**TASK REQUIREMENTS**
Reproduce the listing below exactly. Pictures do not belong in the copy.

(Saved entries)
——
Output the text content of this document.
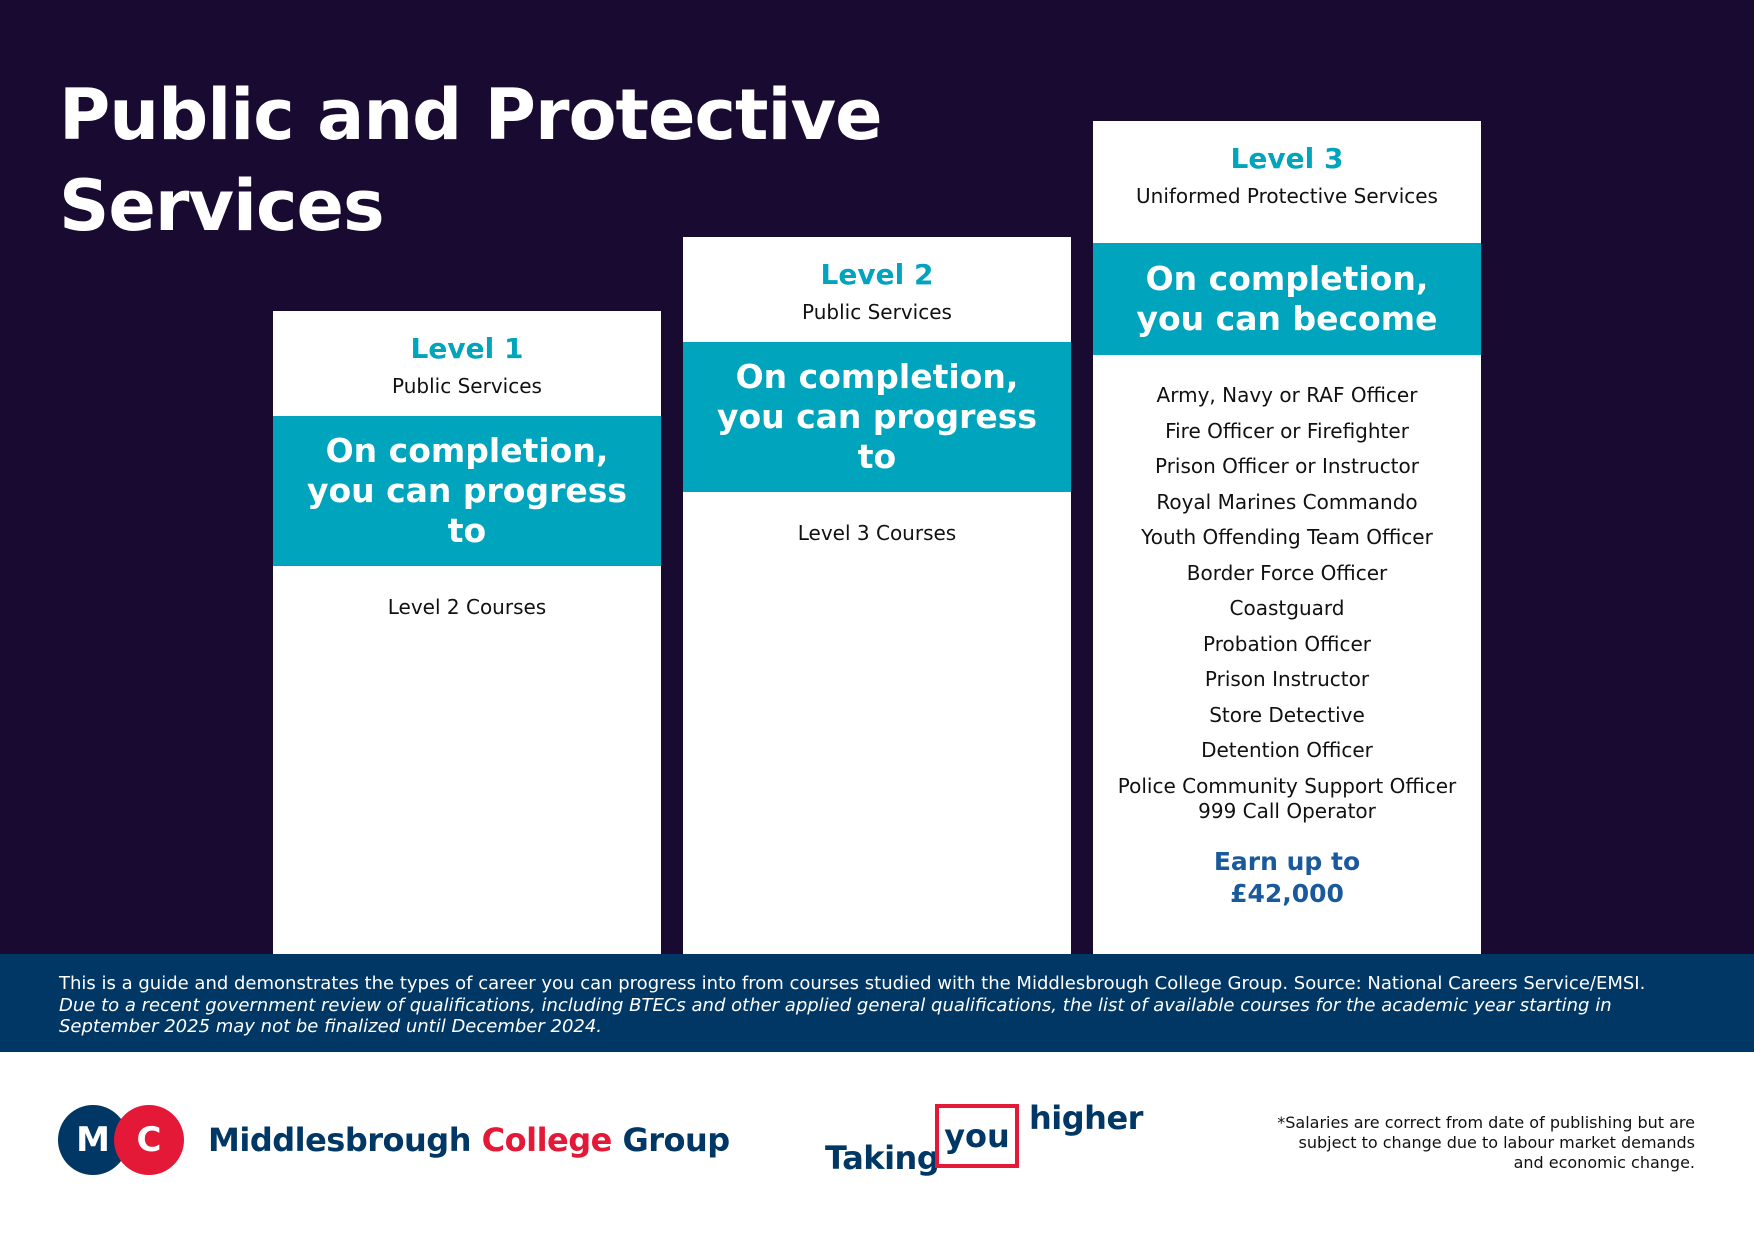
Public and Protective Services
Level 1
Public Services
On completion, you can progress to
Level 2 Courses
Level 2
Public Services
On completion, you can progress to
Level 3 Courses
Level 3
Uniformed Protective Services
On completion, you can become
Army, Navy or RAF Officer
Fire Officer or Firefighter
Prison Officer or Instructor
Royal Marines Commando
Youth Offending Team Officer
Border Force Officer
Coastguard
Probation Officer
Prison Instructor
Store Detective
Detention Officer
Police Community Support Officer
999 Call Operator
Earn up to
£42,000
This is a guide and demonstrates the types of career you can progress into from courses studied with the Middlesbrough College Group. Source: National Careers Service/EMSI.
Due to a recent government review of qualifications, including BTECs and other applied general qualifications, the list of available courses for the academic year starting in September 2025 may not be finalized until December 2024.
M C	Middlesbrough College Group	Taking
you higher	*Salaries are correct from date of publishing but are subject to change due to labour market demands and economic change.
——
**SOLUTION**
Output the text content of this document.
Public and Protective Services
Level 1
Public Services
On completion, you can progress to
Level 2 Courses
Level 2
Public Services
On completion, you can progress to
Level 3 Courses
Level 3
Uniformed Protective Services
On completion, you can become
Army, Navy or RAF Officer
Fire Officer or Firefighter
Prison Officer or Instructor
Royal Marines Commando
Youth Offending Team Officer
Border Force Officer
Coastguard
Probation Officer
Prison Instructor
Store Detective
Detention Officer
Police Community Support Officer
999 Call Operator
Earn up to
£42,000
This is a guide and demonstrates the types of career you can progress into from courses studied with the Middlesbrough College Group. Source: National Careers Service/EMSI.
Due to a recent government review of qualifications, including BTECs and other applied general qualifications, the list of available courses for the academic year starting in September 2025 may not be finalized until December 2024.
M C	Middlesbrough College Group	Taking
you higher	*Salaries are correct from date of publishing but are subject to change due to labour market demands and economic change.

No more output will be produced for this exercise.